→ **WHAT THE EXERCISE ASKS**:
Reproduce the entries exactly.

(Records from a collection)

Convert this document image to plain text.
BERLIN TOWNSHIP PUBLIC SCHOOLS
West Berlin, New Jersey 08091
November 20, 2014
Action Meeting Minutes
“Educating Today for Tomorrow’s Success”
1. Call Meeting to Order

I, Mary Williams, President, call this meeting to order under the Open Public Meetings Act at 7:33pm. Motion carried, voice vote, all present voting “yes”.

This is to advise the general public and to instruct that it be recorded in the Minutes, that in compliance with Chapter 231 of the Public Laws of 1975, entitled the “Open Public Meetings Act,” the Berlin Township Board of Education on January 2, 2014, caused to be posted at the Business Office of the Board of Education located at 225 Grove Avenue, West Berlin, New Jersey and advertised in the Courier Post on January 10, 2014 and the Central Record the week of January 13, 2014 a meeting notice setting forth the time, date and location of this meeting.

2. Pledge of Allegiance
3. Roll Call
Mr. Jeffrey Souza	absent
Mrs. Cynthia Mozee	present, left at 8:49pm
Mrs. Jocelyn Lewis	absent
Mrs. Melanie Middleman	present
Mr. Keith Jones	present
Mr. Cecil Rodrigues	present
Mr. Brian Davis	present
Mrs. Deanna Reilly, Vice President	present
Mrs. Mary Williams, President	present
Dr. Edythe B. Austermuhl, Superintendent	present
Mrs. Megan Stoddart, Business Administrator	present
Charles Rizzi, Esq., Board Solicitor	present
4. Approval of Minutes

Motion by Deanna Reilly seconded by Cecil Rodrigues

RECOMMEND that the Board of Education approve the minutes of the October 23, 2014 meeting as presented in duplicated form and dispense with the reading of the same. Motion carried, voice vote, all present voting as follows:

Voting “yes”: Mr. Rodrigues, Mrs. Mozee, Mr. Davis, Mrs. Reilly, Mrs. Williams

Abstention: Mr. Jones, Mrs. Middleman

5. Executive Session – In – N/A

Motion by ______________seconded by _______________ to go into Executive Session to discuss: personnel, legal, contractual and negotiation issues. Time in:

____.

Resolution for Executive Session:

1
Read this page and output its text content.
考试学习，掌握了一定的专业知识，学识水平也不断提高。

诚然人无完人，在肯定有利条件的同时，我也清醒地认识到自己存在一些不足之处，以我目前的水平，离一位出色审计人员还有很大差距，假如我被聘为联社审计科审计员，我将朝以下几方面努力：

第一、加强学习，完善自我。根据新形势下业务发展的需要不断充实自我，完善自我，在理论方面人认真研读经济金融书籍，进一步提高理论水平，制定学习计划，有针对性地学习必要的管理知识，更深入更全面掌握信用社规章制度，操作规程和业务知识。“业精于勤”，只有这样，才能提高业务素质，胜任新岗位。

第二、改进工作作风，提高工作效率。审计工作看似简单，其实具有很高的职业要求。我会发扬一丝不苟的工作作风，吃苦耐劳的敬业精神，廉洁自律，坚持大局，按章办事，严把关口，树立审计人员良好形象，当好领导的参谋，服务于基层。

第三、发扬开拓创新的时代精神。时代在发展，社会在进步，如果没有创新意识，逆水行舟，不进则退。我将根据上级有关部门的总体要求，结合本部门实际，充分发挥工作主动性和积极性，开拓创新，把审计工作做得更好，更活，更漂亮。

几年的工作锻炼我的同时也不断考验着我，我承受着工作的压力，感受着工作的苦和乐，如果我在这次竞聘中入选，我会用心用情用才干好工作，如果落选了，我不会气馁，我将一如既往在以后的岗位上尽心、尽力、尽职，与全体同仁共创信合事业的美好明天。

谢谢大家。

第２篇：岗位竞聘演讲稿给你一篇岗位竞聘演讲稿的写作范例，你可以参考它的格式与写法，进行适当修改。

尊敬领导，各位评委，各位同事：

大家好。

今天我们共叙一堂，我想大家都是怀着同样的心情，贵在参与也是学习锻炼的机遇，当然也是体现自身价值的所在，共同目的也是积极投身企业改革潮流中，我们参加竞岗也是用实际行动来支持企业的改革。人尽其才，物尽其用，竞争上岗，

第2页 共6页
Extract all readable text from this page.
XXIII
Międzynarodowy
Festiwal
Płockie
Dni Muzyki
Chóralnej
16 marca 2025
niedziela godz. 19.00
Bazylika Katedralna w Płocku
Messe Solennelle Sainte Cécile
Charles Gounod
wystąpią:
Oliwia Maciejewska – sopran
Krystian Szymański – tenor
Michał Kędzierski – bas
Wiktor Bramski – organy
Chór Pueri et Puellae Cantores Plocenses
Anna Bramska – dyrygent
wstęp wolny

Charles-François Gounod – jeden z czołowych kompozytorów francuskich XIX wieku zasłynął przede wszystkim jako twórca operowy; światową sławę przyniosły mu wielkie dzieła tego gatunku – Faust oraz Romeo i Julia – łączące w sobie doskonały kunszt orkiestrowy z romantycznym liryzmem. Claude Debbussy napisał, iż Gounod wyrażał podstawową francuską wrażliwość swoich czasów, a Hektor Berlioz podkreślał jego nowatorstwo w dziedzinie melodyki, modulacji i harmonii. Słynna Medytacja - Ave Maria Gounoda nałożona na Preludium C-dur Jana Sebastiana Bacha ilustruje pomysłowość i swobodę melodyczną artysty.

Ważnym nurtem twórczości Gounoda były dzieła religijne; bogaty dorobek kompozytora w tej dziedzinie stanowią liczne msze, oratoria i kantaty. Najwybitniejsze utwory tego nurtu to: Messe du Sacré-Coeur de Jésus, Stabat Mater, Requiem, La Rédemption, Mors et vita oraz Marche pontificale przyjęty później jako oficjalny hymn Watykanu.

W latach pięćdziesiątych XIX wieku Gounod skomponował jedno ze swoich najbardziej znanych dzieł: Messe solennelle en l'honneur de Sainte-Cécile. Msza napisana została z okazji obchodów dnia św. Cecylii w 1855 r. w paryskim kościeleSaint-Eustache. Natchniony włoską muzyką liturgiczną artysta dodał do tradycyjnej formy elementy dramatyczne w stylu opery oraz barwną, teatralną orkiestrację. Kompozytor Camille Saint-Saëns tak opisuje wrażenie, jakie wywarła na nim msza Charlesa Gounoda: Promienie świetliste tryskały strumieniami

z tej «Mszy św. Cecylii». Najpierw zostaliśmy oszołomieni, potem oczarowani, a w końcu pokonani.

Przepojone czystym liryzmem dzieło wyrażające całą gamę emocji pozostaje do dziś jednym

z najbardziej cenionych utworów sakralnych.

→ **EXERCISE RESPONSE**:
Convert this document image to plain text.
BERLIN TOWNSHIP PUBLIC SCHOOLS
West Berlin, New Jersey 08091
November 20, 2014
Action Meeting Minutes
“Educating Today for Tomorrow’s Success”
1. Call Meeting to Order

I, Mary Williams, President, call this meeting to order under the Open Public Meetings Act at 7:33pm. Motion carried, voice vote, all present voting “yes”.

This is to advise the general public and to instruct that it be recorded in the Minutes, that in compliance with Chapter 231 of the Public Laws of 1975, entitled the “Open Public Meetings Act,” the Berlin Township Board of Education on January 2, 2014, caused to be posted at the Business Office of the Board of Education located at 225 Grove Avenue, West Berlin, New Jersey and advertised in the Courier Post on January 10, 2014 and the Central Record the week of January 13, 2014 a meeting notice setting forth the time, date and location of this meeting.

2. Pledge of Allegiance
3. Roll Call
Mr. Jeffrey Souza	absent
Mrs. Cynthia Mozee	present, left at 8:49pm
Mrs. Jocelyn Lewis	absent
Mrs. Melanie Middleman	present
Mr. Keith Jones	present
Mr. Cecil Rodrigues	present
Mr. Brian Davis	present
Mrs. Deanna Reilly, Vice President	present
Mrs. Mary Williams, President	present
Dr. Edythe B. Austermuhl, Superintendent	present
Mrs. Megan Stoddart, Business Administrator	present
Charles Rizzi, Esq., Board Solicitor	present
4. Approval of Minutes

Motion by Deanna Reilly seconded by Cecil Rodrigues

RECOMMEND that the Board of Education approve the minutes of the October 23, 2014 meeting as presented in duplicated form and dispense with the reading of the same. Motion carried, voice vote, all present voting as follows:

Voting “yes”: Mr. Rodrigues, Mrs. Mozee, Mr. Davis, Mrs. Reilly, Mrs. Williams

Abstention: Mr. Jones, Mrs. Middleman

5. Executive Session – In – N/A

Motion by ______________seconded by _______________ to go into Executive Session to discuss: personnel, legal, contractual and negotiation issues. Time in:

____.

Resolution for Executive Session:

1
Read this page and output its text content.
考试学习，掌握了一定的专业知识，学识水平也不断提高。

诚然人无完人，在肯定有利条件的同时，我也清醒地认识到自己存在一些不足之处，以我目前的水平，离一位出色审计人员还有很大差距，假如我被聘为联社审计科审计员，我将朝以下几方面努力：

第一、加强学习，完善自我。根据新形势下业务发展的需要不断充实自我，完善自我，在理论方面人认真研读经济金融书籍，进一步提高理论水平，制定学习计划，有针对性地学习必要的管理知识，更深入更全面掌握信用社规章制度，操作规程和业务知识。“业精于勤”，只有这样，才能提高业务素质，胜任新岗位。

第二、改进工作作风，提高工作效率。审计工作看似简单，其实具有很高的职业要求。我会发扬一丝不苟的工作作风，吃苦耐劳的敬业精神，廉洁自律，坚持大局，按章办事，严把关口，树立审计人员良好形象，当好领导的参谋，服务于基层。

第三、发扬开拓创新的时代精神。时代在发展，社会在进步，如果没有创新意识，逆水行舟，不进则退。我将根据上级有关部门的总体要求，结合本部门实际，充分发挥工作主动性和积极性，开拓创新，把审计工作做得更好，更活，更漂亮。

几年的工作锻炼我的同时也不断考验着我，我承受着工作的压力，感受着工作的苦和乐，如果我在这次竞聘中入选，我会用心用情用才干好工作，如果落选了，我不会气馁，我将一如既往在以后的岗位上尽心、尽力、尽职，与全体同仁共创信合事业的美好明天。

谢谢大家。

第２篇：岗位竞聘演讲稿给你一篇岗位竞聘演讲稿的写作范例，你可以参考它的格式与写法，进行适当修改。

尊敬领导，各位评委，各位同事：

大家好。

今天我们共叙一堂，我想大家都是怀着同样的心情，贵在参与也是学习锻炼的机遇，当然也是体现自身价值的所在，共同目的也是积极投身企业改革潮流中，我们参加竞岗也是用实际行动来支持企业的改革。人尽其才，物尽其用，竞争上岗，

第2页 共6页
Extract all readable text from this page.
XXIII
Międzynarodowy
Festiwal
Płockie
Dni Muzyki
Chóralnej
16 marca 2025
niedziela godz. 19.00
Bazylika Katedralna w Płocku
Messe Solennelle Sainte Cécile
Charles Gounod
wystąpią:
Oliwia Maciejewska – sopran
Krystian Szymański – tenor
Michał Kędzierski – bas
Wiktor Bramski – organy
Chór Pueri et Puellae Cantores Plocenses
Anna Bramska – dyrygent
wstęp wolny

Charles-François Gounod – jeden z czołowych kompozytorów francuskich XIX wieku zasłynął przede wszystkim jako twórca operowy; światową sławę przyniosły mu wielkie dzieła tego gatunku – Faust oraz Romeo i Julia – łączące w sobie doskonały kunszt orkiestrowy z romantycznym liryzmem. Claude Debbussy napisał, iż Gounod wyrażał podstawową francuską wrażliwość swoich czasów, a Hektor Berlioz podkreślał jego nowatorstwo w dziedzinie melodyki, modulacji i harmonii. Słynna Medytacja - Ave Maria Gounoda nałożona na Preludium C-dur Jana Sebastiana Bacha ilustruje pomysłowość i swobodę melodyczną artysty.

Ważnym nurtem twórczości Gounoda były dzieła religijne; bogaty dorobek kompozytora w tej dziedzinie stanowią liczne msze, oratoria i kantaty. Najwybitniejsze utwory tego nurtu to: Messe du Sacré-Coeur de Jésus, Stabat Mater, Requiem, La Rédemption, Mors et vita oraz Marche pontificale przyjęty później jako oficjalny hymn Watykanu.

W latach pięćdziesiątych XIX wieku Gounod skomponował jedno ze swoich najbardziej znanych dzieł: Messe solennelle en l'honneur de Sainte-Cécile. Msza napisana została z okazji obchodów dnia św. Cecylii w 1855 r. w paryskim kościeleSaint-Eustache. Natchniony włoską muzyką liturgiczną artysta dodał do tradycyjnej formy elementy dramatyczne w stylu opery oraz barwną, teatralną orkiestrację. Kompozytor Camille Saint-Saëns tak opisuje wrażenie, jakie wywarła na nim msza Charlesa Gounoda: Promienie świetliste tryskały strumieniami

z tej «Mszy św. Cecylii». Najpierw zostaliśmy oszołomieni, potem oczarowani, a w końcu pokonani.

Przepojone czystym liryzmem dzieło wyrażające całą gamę emocji pozostaje do dziś jednym

z najbardziej cenionych utworów sakralnych.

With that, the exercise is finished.